• **Exercise requirements**:
Each entry below is to be duplicated verbatim.

• **Entries shown**:
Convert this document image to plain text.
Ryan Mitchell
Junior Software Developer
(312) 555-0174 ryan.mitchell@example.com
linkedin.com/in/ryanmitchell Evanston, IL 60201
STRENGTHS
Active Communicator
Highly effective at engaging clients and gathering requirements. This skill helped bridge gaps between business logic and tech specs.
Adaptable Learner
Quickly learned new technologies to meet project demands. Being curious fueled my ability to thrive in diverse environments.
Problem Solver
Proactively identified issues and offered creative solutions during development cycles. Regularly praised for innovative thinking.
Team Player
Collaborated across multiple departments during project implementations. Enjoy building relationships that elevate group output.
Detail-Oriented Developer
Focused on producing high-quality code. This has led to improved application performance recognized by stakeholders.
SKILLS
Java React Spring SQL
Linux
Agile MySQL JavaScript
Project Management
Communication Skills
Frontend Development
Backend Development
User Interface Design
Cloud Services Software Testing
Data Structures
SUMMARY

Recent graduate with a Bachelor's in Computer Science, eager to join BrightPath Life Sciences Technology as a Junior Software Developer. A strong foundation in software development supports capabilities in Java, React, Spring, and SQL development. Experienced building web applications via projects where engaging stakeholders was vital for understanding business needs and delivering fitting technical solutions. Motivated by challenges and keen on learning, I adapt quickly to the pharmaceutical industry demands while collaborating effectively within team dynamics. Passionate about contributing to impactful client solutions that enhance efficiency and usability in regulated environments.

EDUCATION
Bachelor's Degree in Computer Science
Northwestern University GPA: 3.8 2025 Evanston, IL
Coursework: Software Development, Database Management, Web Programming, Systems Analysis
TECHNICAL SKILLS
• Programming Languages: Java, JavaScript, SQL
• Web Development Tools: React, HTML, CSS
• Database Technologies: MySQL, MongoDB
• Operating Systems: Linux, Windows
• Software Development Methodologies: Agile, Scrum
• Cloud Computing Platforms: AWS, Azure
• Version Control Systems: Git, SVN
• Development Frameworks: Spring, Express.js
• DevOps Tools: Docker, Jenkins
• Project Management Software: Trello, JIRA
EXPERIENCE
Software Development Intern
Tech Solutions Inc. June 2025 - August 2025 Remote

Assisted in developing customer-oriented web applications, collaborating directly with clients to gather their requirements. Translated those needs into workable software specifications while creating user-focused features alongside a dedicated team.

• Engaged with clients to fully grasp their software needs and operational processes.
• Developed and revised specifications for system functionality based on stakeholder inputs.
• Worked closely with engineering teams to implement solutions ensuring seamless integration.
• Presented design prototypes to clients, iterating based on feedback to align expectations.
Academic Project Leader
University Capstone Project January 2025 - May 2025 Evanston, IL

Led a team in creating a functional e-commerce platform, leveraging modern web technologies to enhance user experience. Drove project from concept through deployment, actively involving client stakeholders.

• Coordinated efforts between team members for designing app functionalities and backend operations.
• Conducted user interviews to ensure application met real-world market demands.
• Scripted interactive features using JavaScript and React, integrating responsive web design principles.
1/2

• **Output of the task**:
Convert this document image to plain text.
Ryan Mitchell
Junior Software Developer
(312) 555-0174 ryan.mitchell@example.com
linkedin.com/in/ryanmitchell Evanston, IL 60201
STRENGTHS
Active Communicator
Highly effective at engaging clients and gathering requirements. This skill helped bridge gaps between business logic and tech specs.
Adaptable Learner
Quickly learned new technologies to meet project demands. Being curious fueled my ability to thrive in diverse environments.
Problem Solver
Proactively identified issues and offered creative solutions during development cycles. Regularly praised for innovative thinking.
Team Player
Collaborated across multiple departments during project implementations. Enjoy building relationships that elevate group output.
Detail-Oriented Developer
Focused on producing high-quality code. This has led to improved application performance recognized by stakeholders.
SKILLS
Java React Spring SQL
Linux
Agile MySQL JavaScript
Project Management
Communication Skills
Frontend Development
Backend Development
User Interface Design
Cloud Services Software Testing
Data Structures
SUMMARY

Recent graduate with a Bachelor's in Computer Science, eager to join BrightPath Life Sciences Technology as a Junior Software Developer. A strong foundation in software development supports capabilities in Java, React, Spring, and SQL development. Experienced building web applications via projects where engaging stakeholders was vital for understanding business needs and delivering fitting technical solutions. Motivated by challenges and keen on learning, I adapt quickly to the pharmaceutical industry demands while collaborating effectively within team dynamics. Passionate about contributing to impactful client solutions that enhance efficiency and usability in regulated environments.

EDUCATION
Bachelor's Degree in Computer Science
Northwestern University GPA: 3.8 2025 Evanston, IL
Coursework: Software Development, Database Management, Web Programming, Systems Analysis
TECHNICAL SKILLS
• Programming Languages: Java, JavaScript, SQL
• Web Development Tools: React, HTML, CSS
• Database Technologies: MySQL, MongoDB
• Operating Systems: Linux, Windows
• Software Development Methodologies: Agile, Scrum
• Cloud Computing Platforms: AWS, Azure
• Version Control Systems: Git, SVN
• Development Frameworks: Spring, Express.js
• DevOps Tools: Docker, Jenkins
• Project Management Software: Trello, JIRA
EXPERIENCE
Software Development Intern
Tech Solutions Inc. June 2025 - August 2025 Remote

Assisted in developing customer-oriented web applications, collaborating directly with clients to gather their requirements. Translated those needs into workable software specifications while creating user-focused features alongside a dedicated team.

• Engaged with clients to fully grasp their software needs and operational processes.
• Developed and revised specifications for system functionality based on stakeholder inputs.
• Worked closely with engineering teams to implement solutions ensuring seamless integration.
• Presented design prototypes to clients, iterating based on feedback to align expectations.
Academic Project Leader
University Capstone Project January 2025 - May 2025 Evanston, IL

Led a team in creating a functional e-commerce platform, leveraging modern web technologies to enhance user experience. Drove project from concept through deployment, actively involving client stakeholders.

• Coordinated efforts between team members for designing app functionalities and backend operations.
• Conducted user interviews to ensure application met real-world market demands.
• Scripted interactive features using JavaScript and React, integrating responsive web design principles.
1/2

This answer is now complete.